Goal: Select all lines with the string "name" in them, and copy those lines.

[Excerpt from a dataset]
* * *
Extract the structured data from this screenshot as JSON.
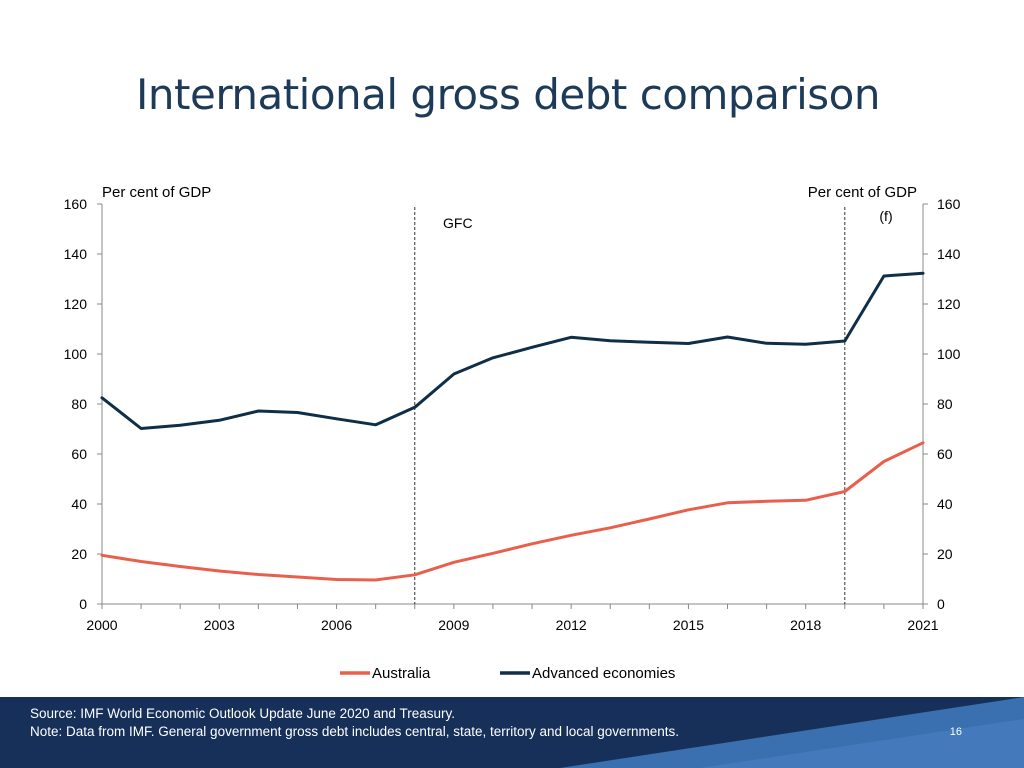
{
  "slide": {
    "title": "International gross debt comparison",
    "source_note": "Source: IMF World Economic Outlook Update June 2020 and Treasury.",
    "data_note": "Note: Data from IMF. General government gross debt includes central, state, territory and local governments.",
    "page_number": "16"
  },
  "colors": {
    "australia": "#e8604c",
    "advanced_economies": "#0f2e48",
    "title": "#1d3b58",
    "footer": "#16305a"
  },
  "chart_data": {
    "type": "line",
    "title": "",
    "ylabel_left": "Per cent of GDP",
    "ylabel_right": "Per cent of GDP",
    "ylim": [
      0,
      160
    ],
    "yticks": [
      0,
      20,
      40,
      60,
      80,
      100,
      120,
      140,
      160
    ],
    "xlim": [
      2000,
      2021
    ],
    "xtick_labels": [
      2000,
      2003,
      2006,
      2009,
      2012,
      2015,
      2018,
      2021
    ],
    "grid": false,
    "legend_position": "bottom",
    "annotations": [
      {
        "x": 2008,
        "label": "GFC"
      },
      {
        "x": 2019,
        "label": "(f)"
      }
    ],
    "x": [
      2000,
      2001,
      2002,
      2003,
      2004,
      2005,
      2006,
      2007,
      2008,
      2009,
      2010,
      2011,
      2012,
      2013,
      2014,
      2015,
      2016,
      2017,
      2018,
      2019,
      2020,
      2021
    ],
    "series": [
      {
        "name": "Australia",
        "values": [
          19.5,
          17,
          15,
          13.2,
          11.8,
          10.8,
          9.8,
          9.6,
          11.7,
          16.7,
          20.3,
          24.1,
          27.5,
          30.5,
          34,
          37.7,
          40.5,
          41.1,
          41.5,
          45,
          57,
          64.5
        ]
      },
      {
        "name": "Advanced economies",
        "values": [
          82.5,
          70.2,
          71.5,
          73.5,
          77.2,
          76.6,
          74.1,
          71.7,
          78.7,
          92,
          98.5,
          102.7,
          106.7,
          105.3,
          104.7,
          104.2,
          106.8,
          104.3,
          103.9,
          105.2,
          131.2,
          132.3
        ]
      }
    ]
  }
}
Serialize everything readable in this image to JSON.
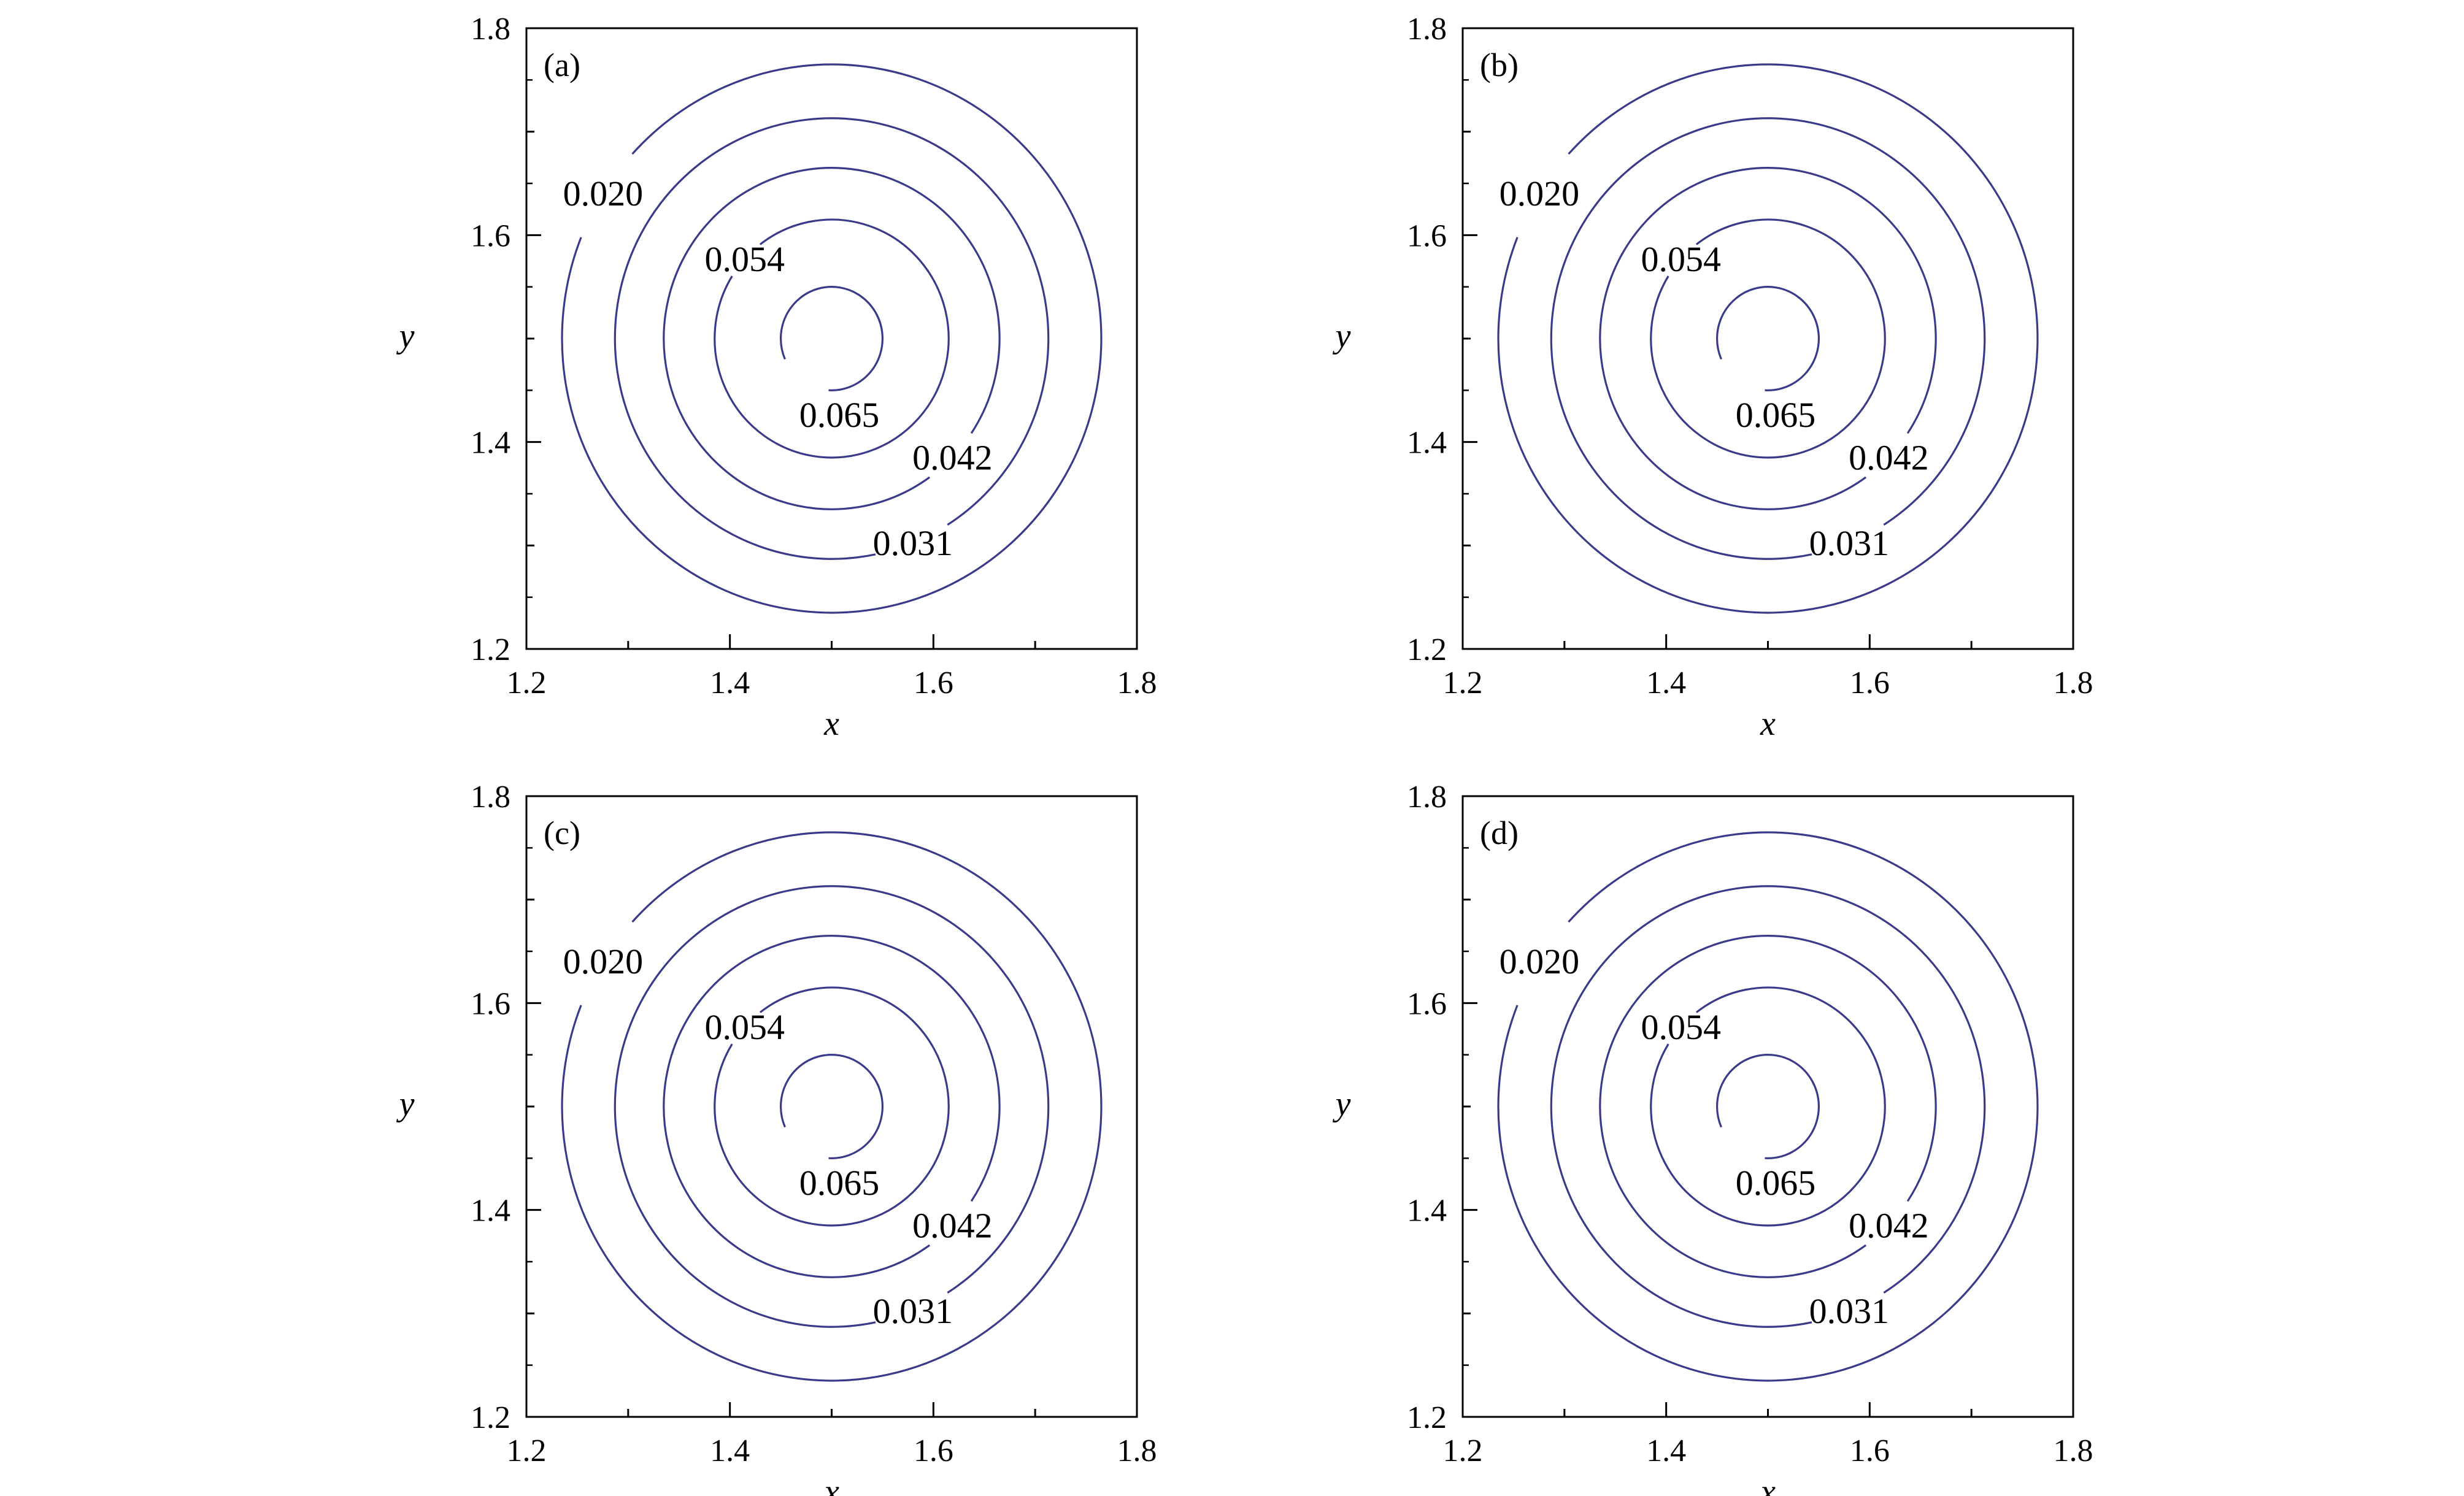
{
  "chart_data": [
    {
      "type": "contour",
      "panel": "(a)",
      "xlabel": "x",
      "ylabel": "y",
      "xlim": [
        1.2,
        1.8
      ],
      "ylim": [
        1.2,
        1.8
      ],
      "xticks": [
        "1.2",
        "1.4",
        "1.6",
        "1.8"
      ],
      "yticks": [
        "1.2",
        "1.4",
        "1.6",
        "1.8"
      ],
      "center": [
        1.5,
        1.5
      ],
      "levels": [
        {
          "value": 0.02,
          "label": "0.020",
          "radius": 0.265
        },
        {
          "value": 0.031,
          "label": "0.031",
          "radius": 0.213
        },
        {
          "value": 0.042,
          "label": "0.042",
          "radius": 0.165
        },
        {
          "value": 0.054,
          "label": "0.054",
          "radius": 0.115
        },
        {
          "value": 0.065,
          "label": "0.065",
          "radius": 0.05
        }
      ]
    },
    {
      "type": "contour",
      "panel": "(b)",
      "xlabel": "x",
      "ylabel": "y",
      "xlim": [
        1.2,
        1.8
      ],
      "ylim": [
        1.2,
        1.8
      ],
      "xticks": [
        "1.2",
        "1.4",
        "1.6",
        "1.8"
      ],
      "yticks": [
        "1.2",
        "1.4",
        "1.6",
        "1.8"
      ],
      "center": [
        1.5,
        1.5
      ],
      "levels": [
        {
          "value": 0.02,
          "label": "0.020",
          "radius": 0.265
        },
        {
          "value": 0.031,
          "label": "0.031",
          "radius": 0.213
        },
        {
          "value": 0.042,
          "label": "0.042",
          "radius": 0.165
        },
        {
          "value": 0.054,
          "label": "0.054",
          "radius": 0.115
        },
        {
          "value": 0.065,
          "label": "0.065",
          "radius": 0.05
        }
      ]
    },
    {
      "type": "contour",
      "panel": "(c)",
      "xlabel": "x",
      "ylabel": "y",
      "xlim": [
        1.2,
        1.8
      ],
      "ylim": [
        1.2,
        1.8
      ],
      "xticks": [
        "1.2",
        "1.4",
        "1.6",
        "1.8"
      ],
      "yticks": [
        "1.2",
        "1.4",
        "1.6",
        "1.8"
      ],
      "center": [
        1.5,
        1.5
      ],
      "levels": [
        {
          "value": 0.02,
          "label": "0.020",
          "radius": 0.265
        },
        {
          "value": 0.031,
          "label": "0.031",
          "radius": 0.213
        },
        {
          "value": 0.042,
          "label": "0.042",
          "radius": 0.165
        },
        {
          "value": 0.054,
          "label": "0.054",
          "radius": 0.115
        },
        {
          "value": 0.065,
          "label": "0.065",
          "radius": 0.05
        }
      ]
    },
    {
      "type": "contour",
      "panel": "(d)",
      "xlabel": "x",
      "ylabel": "y",
      "xlim": [
        1.2,
        1.8
      ],
      "ylim": [
        1.2,
        1.8
      ],
      "xticks": [
        "1.2",
        "1.4",
        "1.6",
        "1.8"
      ],
      "yticks": [
        "1.2",
        "1.4",
        "1.6",
        "1.8"
      ],
      "center": [
        1.5,
        1.5
      ],
      "levels": [
        {
          "value": 0.02,
          "label": "0.020",
          "radius": 0.265
        },
        {
          "value": 0.031,
          "label": "0.031",
          "radius": 0.213
        },
        {
          "value": 0.042,
          "label": "0.042",
          "radius": 0.165
        },
        {
          "value": 0.054,
          "label": "0.054",
          "radius": 0.115
        },
        {
          "value": 0.065,
          "label": "0.065",
          "radius": 0.05
        }
      ]
    }
  ],
  "colors": {
    "contour": "#3a3a8a",
    "axis": "#000000"
  }
}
* * *
Result for this exercise:
        "name": "Australia",
        "name": "Advanced economies",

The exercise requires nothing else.